Retype every entry word for word.

»»

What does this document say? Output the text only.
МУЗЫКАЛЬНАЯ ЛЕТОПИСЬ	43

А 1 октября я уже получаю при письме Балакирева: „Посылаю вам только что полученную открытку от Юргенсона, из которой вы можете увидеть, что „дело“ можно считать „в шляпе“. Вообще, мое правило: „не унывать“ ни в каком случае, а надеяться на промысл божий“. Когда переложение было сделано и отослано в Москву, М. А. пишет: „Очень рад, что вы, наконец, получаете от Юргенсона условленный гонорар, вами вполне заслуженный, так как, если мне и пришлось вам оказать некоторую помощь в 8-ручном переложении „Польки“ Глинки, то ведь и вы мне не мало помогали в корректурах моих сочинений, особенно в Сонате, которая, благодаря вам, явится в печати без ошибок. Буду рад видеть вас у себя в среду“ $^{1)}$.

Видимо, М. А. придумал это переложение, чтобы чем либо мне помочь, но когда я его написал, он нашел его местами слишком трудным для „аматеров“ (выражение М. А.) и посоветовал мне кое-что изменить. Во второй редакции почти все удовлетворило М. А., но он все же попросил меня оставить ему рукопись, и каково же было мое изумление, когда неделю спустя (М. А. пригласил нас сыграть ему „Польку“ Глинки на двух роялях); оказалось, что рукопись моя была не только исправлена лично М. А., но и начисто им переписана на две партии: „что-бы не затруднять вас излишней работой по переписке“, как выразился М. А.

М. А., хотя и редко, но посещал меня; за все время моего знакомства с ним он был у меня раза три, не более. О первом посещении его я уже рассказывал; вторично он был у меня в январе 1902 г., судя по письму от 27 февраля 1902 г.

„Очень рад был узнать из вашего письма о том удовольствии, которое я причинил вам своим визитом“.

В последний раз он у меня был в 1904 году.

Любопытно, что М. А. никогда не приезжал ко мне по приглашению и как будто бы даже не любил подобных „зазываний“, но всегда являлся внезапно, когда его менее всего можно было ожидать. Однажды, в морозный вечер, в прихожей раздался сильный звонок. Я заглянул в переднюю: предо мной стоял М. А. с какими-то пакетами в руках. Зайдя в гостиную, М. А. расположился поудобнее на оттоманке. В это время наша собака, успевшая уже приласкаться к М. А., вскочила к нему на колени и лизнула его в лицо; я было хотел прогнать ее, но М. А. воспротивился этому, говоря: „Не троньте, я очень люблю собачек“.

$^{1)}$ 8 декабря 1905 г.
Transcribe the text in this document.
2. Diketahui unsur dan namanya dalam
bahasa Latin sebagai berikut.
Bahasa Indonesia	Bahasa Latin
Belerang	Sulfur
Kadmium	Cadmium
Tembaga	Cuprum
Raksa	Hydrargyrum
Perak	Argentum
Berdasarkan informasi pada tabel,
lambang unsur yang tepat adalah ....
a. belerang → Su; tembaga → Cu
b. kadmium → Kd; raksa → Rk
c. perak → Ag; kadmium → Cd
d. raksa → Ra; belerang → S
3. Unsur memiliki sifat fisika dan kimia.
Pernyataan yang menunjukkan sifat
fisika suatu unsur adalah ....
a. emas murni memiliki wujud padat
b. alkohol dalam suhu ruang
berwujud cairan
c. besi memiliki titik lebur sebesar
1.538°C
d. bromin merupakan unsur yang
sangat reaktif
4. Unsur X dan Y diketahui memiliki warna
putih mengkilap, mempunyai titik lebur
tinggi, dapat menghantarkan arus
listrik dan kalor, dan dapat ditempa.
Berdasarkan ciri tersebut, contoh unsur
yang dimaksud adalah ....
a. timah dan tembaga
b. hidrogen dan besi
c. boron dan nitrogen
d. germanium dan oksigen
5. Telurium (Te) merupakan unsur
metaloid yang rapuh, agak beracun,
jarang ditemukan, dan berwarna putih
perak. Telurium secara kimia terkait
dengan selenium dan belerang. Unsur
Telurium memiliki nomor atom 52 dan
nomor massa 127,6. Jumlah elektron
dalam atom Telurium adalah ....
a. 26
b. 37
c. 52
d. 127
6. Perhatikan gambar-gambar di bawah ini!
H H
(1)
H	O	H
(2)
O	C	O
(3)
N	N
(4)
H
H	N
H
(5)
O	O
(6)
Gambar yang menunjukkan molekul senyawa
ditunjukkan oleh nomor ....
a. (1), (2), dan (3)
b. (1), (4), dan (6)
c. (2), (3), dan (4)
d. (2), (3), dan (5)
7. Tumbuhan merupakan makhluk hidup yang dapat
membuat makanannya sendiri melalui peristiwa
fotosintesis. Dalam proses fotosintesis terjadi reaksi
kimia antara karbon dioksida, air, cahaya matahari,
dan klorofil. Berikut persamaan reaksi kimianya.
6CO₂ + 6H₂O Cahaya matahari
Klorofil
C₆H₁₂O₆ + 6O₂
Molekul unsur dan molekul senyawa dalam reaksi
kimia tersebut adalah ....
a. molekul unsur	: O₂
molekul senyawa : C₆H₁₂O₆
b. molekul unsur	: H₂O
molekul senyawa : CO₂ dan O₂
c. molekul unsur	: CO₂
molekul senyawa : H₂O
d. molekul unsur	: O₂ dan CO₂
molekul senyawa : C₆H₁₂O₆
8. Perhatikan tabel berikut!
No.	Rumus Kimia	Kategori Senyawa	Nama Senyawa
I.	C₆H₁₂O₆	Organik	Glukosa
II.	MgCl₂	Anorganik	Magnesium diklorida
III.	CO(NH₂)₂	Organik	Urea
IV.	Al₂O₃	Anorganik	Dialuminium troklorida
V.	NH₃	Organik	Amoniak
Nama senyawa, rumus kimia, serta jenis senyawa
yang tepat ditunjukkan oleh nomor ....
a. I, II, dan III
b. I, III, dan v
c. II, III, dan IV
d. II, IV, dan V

««

◆ EXERCISE OUTPUT
What does this document say? Output the text only.
МУЗЫКАЛЬНАЯ ЛЕТОПИСЬ	43

А 1 октября я уже получаю при письме Балакирева: „Посылаю вам только что полученную открытку от Юргенсона, из которой вы можете увидеть, что „дело“ можно считать „в шляпе“. Вообще, мое правило: „не унывать“ ни в каком случае, а надеяться на промысл божий“. Когда переложение было сделано и отослано в Москву, М. А. пишет: „Очень рад, что вы, наконец, получаете от Юргенсона условленный гонорар, вами вполне заслуженный, так как, если мне и пришлось вам оказать некоторую помощь в 8-ручном переложении „Польки“ Глинки, то ведь и вы мне не мало помогали в корректурах моих сочинений, особенно в Сонате, которая, благодаря вам, явится в печати без ошибок. Буду рад видеть вас у себя в среду“ $^{1)}$.

Видимо, М. А. придумал это переложение, чтобы чем либо мне помочь, но когда я его написал, он нашел его местами слишком трудным для „аматеров“ (выражение М. А.) и посоветовал мне кое-что изменить. Во второй редакции почти все удовлетворило М. А., но он все же попросил меня оставить ему рукопись, и каково же было мое изумление, когда неделю спустя (М. А. пригласил нас сыграть ему „Польку“ Глинки на двух роялях); оказалось, что рукопись моя была не только исправлена лично М. А., но и начисто им переписана на две партии: „что-бы не затруднять вас излишней работой по переписке“, как выразился М. А.

М. А., хотя и редко, но посещал меня; за все время моего знакомства с ним он был у меня раза три, не более. О первом посещении его я уже рассказывал; вторично он был у меня в январе 1902 г., судя по письму от 27 февраля 1902 г.

„Очень рад был узнать из вашего письма о том удовольствии, которое я причинил вам своим визитом“.

В последний раз он у меня был в 1904 году.

Любопытно, что М. А. никогда не приезжал ко мне по приглашению и как будто бы даже не любил подобных „зазываний“, но всегда являлся внезапно, когда его менее всего можно было ожидать. Однажды, в морозный вечер, в прихожей раздался сильный звонок. Я заглянул в переднюю: предо мной стоял М. А. с какими-то пакетами в руках. Зайдя в гостиную, М. А. расположился поудобнее на оттоманке. В это время наша собака, успевшая уже приласкаться к М. А., вскочила к нему на колени и лизнула его в лицо; я было хотел прогнать ее, но М. А. воспротивился этому, говоря: „Не троньте, я очень люблю собачек“.

$^{1)}$ 8 декабря 1905 г.
Transcribe the text in this document.
2. Diketahui unsur dan namanya dalam
bahasa Latin sebagai berikut.
Bahasa Indonesia	Bahasa Latin
Belerang	Sulfur
Kadmium	Cadmium
Tembaga	Cuprum
Raksa	Hydrargyrum
Perak	Argentum
Berdasarkan informasi pada tabel,
lambang unsur yang tepat adalah ....
a. belerang → Su; tembaga → Cu
b. kadmium → Kd; raksa → Rk
c. perak → Ag; kadmium → Cd
d. raksa → Ra; belerang → S
3. Unsur memiliki sifat fisika dan kimia.
Pernyataan yang menunjukkan sifat
fisika suatu unsur adalah ....
a. emas murni memiliki wujud padat
b. alkohol dalam suhu ruang
berwujud cairan
c. besi memiliki titik lebur sebesar
1.538°C
d. bromin merupakan unsur yang
sangat reaktif
4. Unsur X dan Y diketahui memiliki warna
putih mengkilap, mempunyai titik lebur
tinggi, dapat menghantarkan arus
listrik dan kalor, dan dapat ditempa.
Berdasarkan ciri tersebut, contoh unsur
yang dimaksud adalah ....
a. timah dan tembaga
b. hidrogen dan besi
c. boron dan nitrogen
d. germanium dan oksigen
5. Telurium (Te) merupakan unsur
metaloid yang rapuh, agak beracun,
jarang ditemukan, dan berwarna putih
perak. Telurium secara kimia terkait
dengan selenium dan belerang. Unsur
Telurium memiliki nomor atom 52 dan
nomor massa 127,6. Jumlah elektron
dalam atom Telurium adalah ....
a. 26
b. 37
c. 52
d. 127
6. Perhatikan gambar-gambar di bawah ini!
H H
(1)
H	O	H
(2)
O	C	O
(3)
N	N
(4)
H
H	N
H
(5)
O	O
(6)
Gambar yang menunjukkan molekul senyawa
ditunjukkan oleh nomor ....
a. (1), (2), dan (3)
b. (1), (4), dan (6)
c. (2), (3), dan (4)
d. (2), (3), dan (5)
7. Tumbuhan merupakan makhluk hidup yang dapat
membuat makanannya sendiri melalui peristiwa
fotosintesis. Dalam proses fotosintesis terjadi reaksi
kimia antara karbon dioksida, air, cahaya matahari,
dan klorofil. Berikut persamaan reaksi kimianya.
6CO₂ + 6H₂O Cahaya matahari
Klorofil
C₆H₁₂O₆ + 6O₂
Molekul unsur dan molekul senyawa dalam reaksi
kimia tersebut adalah ....
a. molekul unsur	: O₂
molekul senyawa : C₆H₁₂O₆
b. molekul unsur	: H₂O
molekul senyawa : CO₂ dan O₂
c. molekul unsur	: CO₂
molekul senyawa : H₂O
d. molekul unsur	: O₂ dan CO₂
molekul senyawa : C₆H₁₂O₆
8. Perhatikan tabel berikut!
No.	Rumus Kimia	Kategori Senyawa	Nama Senyawa
I.	C₆H₁₂O₆	Organik	Glukosa
II.	MgCl₂	Anorganik	Magnesium diklorida
III.	CO(NH₂)₂	Organik	Urea
IV.	Al₂O₃	Anorganik	Dialuminium troklorida
V.	NH₃	Organik	Amoniak
Nama senyawa, rumus kimia, serta jenis senyawa
yang tepat ditunjukkan oleh nomor ....
a. I, II, dan III
b. I, III, dan v
c. II, III, dan IV
d. II, IV, dan V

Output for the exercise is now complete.